> **WHAT TO PRODUCE**: Print the entries that appear below, exactly as written and without their pictures.

(Items listed in a dataset)
=======
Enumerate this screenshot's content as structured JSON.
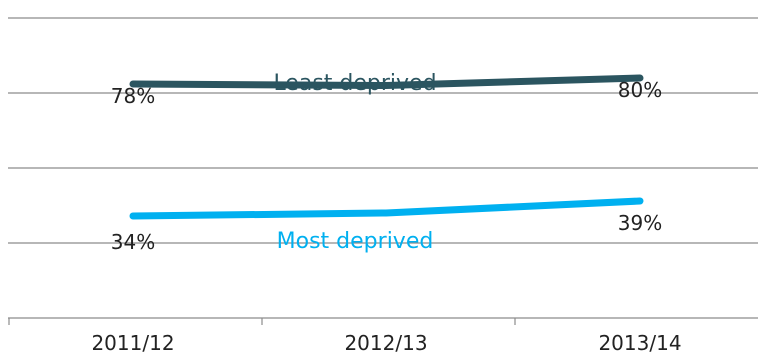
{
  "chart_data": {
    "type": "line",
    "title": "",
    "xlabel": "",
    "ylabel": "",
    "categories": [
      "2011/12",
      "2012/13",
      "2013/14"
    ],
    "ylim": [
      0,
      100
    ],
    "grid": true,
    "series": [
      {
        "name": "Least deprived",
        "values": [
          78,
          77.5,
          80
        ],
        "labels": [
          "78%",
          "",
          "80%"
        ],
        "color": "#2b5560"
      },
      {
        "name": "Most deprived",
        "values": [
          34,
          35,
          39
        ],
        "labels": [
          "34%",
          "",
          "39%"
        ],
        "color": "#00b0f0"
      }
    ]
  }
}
=======
> **EXERCISE RESPONSE**:
Enumerate this screenshot's content as structured JSON.
{
  "chart_data": {
    "type": "line",
    "title": "",
    "xlabel": "",
    "ylabel": "",
    "categories": [
      "2011/12",
      "2012/13",
      "2013/14"
    ],
    "ylim": [
      0,
      100
    ],
    "grid": true,
    "series": [
      {
        "name": "Least deprived",
        "values": [
          78,
          77.5,
          80
        ],
        "labels": [
          "78%",
          "",
          "80%"
        ],
        "color": "#2b5560"
      },
      {
        "name": "Most deprived",
        "values": [
          34,
          35,
          39
        ],
        "labels": [
          "34%",
          "",
          "39%"
        ],
        "color": "#00b0f0"
      }
    ]
  }
}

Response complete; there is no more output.